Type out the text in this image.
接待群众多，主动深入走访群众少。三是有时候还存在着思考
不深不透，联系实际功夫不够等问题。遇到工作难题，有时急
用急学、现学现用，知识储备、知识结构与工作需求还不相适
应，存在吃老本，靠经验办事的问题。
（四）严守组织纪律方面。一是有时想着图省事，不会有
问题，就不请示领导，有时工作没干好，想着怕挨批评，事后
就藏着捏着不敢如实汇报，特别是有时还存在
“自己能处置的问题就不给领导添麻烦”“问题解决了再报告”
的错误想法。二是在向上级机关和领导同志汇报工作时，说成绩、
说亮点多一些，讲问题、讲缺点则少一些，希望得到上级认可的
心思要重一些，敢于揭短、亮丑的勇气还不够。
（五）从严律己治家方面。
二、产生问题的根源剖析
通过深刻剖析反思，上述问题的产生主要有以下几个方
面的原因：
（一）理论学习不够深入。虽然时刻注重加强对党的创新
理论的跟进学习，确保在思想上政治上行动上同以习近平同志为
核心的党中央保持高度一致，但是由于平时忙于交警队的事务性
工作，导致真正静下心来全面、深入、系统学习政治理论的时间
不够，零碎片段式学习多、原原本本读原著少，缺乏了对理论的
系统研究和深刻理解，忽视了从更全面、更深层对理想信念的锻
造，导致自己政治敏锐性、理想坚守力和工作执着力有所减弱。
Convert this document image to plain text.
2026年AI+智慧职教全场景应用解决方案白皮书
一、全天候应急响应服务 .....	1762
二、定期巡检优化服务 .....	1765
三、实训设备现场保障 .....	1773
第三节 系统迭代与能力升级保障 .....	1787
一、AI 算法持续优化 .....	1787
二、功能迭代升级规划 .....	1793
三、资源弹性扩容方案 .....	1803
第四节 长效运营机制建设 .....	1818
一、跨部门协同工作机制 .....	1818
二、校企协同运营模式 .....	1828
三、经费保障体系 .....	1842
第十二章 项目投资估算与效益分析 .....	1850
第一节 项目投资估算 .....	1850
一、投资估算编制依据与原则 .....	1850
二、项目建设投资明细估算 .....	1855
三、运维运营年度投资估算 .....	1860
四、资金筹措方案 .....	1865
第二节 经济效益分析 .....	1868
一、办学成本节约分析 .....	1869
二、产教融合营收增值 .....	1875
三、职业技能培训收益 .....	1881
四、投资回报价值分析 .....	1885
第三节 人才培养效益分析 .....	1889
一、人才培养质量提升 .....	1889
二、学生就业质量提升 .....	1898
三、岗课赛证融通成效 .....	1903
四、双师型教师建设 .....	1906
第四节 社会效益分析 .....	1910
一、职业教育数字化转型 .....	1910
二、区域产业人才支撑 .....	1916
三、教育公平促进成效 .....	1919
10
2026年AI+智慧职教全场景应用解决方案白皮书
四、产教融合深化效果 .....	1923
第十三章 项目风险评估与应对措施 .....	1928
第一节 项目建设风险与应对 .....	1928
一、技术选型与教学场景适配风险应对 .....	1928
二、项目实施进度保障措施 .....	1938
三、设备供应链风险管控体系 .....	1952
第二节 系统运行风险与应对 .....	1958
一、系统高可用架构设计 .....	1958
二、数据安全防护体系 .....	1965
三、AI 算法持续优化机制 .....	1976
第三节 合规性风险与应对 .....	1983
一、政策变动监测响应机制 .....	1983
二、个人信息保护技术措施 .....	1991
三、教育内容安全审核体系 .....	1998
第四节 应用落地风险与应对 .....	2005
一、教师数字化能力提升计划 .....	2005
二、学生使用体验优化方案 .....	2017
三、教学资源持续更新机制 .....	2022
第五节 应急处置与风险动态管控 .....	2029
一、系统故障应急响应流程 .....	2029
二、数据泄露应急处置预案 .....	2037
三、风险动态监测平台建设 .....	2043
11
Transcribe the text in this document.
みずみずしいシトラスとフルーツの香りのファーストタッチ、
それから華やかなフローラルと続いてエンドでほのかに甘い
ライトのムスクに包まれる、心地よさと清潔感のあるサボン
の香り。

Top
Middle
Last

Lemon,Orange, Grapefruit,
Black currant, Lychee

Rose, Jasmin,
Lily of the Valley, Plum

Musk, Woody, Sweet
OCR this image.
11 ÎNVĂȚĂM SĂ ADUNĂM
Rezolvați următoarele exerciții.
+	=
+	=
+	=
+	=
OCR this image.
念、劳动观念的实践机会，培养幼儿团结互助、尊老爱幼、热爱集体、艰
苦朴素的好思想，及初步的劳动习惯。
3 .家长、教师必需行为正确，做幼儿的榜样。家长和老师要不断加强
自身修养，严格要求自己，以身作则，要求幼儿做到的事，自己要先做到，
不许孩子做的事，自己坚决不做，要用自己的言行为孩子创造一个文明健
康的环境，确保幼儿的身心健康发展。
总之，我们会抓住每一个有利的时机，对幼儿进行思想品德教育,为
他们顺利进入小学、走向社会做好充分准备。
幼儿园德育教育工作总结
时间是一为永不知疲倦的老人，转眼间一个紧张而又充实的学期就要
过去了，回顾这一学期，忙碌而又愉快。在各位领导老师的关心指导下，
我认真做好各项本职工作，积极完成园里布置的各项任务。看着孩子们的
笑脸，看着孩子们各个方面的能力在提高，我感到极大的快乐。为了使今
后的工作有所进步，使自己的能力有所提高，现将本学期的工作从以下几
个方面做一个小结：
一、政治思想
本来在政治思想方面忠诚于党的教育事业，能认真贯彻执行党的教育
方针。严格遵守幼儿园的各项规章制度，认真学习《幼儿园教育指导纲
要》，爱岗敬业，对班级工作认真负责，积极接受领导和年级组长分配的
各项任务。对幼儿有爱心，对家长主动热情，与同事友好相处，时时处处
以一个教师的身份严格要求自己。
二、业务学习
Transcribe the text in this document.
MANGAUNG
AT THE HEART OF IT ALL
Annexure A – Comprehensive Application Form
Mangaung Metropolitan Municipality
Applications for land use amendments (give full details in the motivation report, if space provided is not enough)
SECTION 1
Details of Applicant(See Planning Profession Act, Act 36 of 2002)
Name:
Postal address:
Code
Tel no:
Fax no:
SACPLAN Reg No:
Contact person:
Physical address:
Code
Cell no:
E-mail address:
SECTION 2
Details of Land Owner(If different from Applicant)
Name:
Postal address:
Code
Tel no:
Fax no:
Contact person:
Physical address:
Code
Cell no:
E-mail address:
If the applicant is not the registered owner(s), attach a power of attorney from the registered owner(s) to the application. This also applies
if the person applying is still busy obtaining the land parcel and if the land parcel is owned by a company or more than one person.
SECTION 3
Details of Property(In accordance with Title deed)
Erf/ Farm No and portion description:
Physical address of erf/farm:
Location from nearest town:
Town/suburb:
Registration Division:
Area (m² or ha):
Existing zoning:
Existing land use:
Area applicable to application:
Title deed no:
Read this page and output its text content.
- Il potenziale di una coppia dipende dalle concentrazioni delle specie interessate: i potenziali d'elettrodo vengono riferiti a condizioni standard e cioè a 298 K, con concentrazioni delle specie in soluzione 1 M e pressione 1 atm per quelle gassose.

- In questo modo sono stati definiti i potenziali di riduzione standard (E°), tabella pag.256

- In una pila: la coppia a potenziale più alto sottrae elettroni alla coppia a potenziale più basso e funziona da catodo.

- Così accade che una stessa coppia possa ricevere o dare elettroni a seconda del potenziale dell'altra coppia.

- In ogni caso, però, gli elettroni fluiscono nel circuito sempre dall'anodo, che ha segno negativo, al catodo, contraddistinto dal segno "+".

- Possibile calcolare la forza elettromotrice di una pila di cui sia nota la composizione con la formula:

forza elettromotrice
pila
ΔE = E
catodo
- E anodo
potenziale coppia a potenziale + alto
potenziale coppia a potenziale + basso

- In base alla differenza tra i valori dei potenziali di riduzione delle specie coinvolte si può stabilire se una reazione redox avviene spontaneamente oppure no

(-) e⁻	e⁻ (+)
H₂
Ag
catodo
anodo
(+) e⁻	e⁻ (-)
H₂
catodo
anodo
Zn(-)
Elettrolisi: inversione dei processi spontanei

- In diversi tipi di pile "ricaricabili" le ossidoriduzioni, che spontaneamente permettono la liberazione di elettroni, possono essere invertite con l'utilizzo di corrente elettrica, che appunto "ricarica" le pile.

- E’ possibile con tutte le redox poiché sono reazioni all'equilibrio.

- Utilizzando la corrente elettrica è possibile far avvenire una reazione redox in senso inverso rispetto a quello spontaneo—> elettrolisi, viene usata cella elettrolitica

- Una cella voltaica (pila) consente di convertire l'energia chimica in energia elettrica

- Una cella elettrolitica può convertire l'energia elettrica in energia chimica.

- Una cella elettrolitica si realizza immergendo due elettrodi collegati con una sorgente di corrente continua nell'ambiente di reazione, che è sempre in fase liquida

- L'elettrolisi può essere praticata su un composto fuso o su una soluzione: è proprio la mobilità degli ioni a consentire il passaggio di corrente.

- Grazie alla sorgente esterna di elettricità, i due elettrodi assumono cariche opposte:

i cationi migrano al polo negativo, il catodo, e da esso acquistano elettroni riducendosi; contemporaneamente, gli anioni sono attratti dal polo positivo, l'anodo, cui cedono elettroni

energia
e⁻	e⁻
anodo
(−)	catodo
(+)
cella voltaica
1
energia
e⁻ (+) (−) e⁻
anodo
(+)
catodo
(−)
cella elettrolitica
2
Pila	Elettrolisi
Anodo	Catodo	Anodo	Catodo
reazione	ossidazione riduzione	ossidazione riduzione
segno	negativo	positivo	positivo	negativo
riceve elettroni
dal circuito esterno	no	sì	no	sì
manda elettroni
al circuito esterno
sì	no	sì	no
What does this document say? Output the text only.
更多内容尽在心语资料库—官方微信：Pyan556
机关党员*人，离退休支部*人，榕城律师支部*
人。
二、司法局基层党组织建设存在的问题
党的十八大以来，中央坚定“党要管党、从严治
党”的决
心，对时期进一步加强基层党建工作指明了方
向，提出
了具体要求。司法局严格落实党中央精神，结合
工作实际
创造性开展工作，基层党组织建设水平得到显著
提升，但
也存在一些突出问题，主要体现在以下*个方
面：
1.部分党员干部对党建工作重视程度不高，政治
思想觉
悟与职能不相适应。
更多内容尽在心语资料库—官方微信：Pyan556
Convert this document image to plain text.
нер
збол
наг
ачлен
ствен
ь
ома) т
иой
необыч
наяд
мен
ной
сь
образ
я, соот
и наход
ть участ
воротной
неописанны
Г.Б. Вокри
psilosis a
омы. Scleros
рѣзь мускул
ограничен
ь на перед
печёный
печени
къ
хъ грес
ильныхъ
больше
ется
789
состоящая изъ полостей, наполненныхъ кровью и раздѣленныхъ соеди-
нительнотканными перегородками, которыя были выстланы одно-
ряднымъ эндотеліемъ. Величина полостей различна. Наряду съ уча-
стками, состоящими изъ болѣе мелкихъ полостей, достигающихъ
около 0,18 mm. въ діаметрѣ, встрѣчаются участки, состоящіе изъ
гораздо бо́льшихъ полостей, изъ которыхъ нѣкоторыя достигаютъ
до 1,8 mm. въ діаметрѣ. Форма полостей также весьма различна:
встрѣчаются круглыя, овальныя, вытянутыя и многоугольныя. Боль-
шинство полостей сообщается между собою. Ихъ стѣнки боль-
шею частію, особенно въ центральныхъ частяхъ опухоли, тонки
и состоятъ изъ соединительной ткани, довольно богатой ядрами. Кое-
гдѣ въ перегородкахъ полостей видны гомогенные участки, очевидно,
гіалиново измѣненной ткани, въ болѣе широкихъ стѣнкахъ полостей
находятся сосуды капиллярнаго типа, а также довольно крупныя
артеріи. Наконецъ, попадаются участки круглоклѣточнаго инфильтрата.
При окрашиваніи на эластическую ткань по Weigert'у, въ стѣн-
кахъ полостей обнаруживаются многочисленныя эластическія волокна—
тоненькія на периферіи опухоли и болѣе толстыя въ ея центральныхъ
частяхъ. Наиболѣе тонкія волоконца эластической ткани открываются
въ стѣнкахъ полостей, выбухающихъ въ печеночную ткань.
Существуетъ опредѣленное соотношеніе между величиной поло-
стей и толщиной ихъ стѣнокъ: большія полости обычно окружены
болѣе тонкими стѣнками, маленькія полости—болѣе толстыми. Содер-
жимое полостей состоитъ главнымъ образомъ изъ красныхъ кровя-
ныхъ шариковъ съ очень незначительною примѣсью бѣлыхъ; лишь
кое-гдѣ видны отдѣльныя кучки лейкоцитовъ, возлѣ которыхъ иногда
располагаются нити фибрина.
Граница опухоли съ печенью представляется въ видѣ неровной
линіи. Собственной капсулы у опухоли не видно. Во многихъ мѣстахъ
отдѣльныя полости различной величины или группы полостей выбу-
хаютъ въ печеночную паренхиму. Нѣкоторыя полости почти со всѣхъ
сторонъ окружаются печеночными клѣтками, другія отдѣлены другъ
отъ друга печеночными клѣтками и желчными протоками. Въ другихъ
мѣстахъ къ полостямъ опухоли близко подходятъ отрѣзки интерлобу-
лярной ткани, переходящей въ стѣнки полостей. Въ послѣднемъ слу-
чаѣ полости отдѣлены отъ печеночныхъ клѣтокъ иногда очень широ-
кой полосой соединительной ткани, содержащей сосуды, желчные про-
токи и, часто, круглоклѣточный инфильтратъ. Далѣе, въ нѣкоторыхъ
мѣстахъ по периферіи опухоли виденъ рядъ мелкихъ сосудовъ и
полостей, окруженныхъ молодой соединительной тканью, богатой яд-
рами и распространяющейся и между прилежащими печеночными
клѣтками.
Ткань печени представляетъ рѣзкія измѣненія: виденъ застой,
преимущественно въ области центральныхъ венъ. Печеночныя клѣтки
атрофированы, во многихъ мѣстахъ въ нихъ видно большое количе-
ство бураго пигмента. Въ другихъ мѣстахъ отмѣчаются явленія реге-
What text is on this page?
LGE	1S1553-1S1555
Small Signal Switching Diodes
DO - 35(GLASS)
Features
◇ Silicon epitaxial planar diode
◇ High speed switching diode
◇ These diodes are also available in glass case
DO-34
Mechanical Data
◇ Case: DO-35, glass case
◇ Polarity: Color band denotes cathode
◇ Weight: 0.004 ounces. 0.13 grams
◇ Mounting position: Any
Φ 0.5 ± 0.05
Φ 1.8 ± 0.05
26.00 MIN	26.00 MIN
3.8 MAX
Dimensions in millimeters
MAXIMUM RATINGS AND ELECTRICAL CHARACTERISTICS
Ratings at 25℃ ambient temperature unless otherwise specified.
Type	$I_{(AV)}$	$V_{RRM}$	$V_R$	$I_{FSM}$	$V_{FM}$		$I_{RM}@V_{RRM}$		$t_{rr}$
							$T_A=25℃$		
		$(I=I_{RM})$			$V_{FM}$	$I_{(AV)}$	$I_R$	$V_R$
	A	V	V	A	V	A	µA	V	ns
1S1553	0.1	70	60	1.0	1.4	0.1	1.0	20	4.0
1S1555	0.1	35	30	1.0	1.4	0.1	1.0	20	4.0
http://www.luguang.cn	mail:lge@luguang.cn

- [PROMPT] Collect each line of the entries that has the word "redox", copying it in full.

- [EXPECTED ANSWER]
- In base alla differenza tra i valori dei potenziali di riduzione delle specie coinvolte si può stabilire se una reazione redox avviene spontaneamente oppure no
- E’ possibile con tutte le redox poiché sono reazioni all'equilibrio.
- Utilizzando la corrente elettrica è possibile far avvenire una reazione redox in senso inverso rispetto a quello spontaneo—> elettrolisi, viene usata cella elettrolitica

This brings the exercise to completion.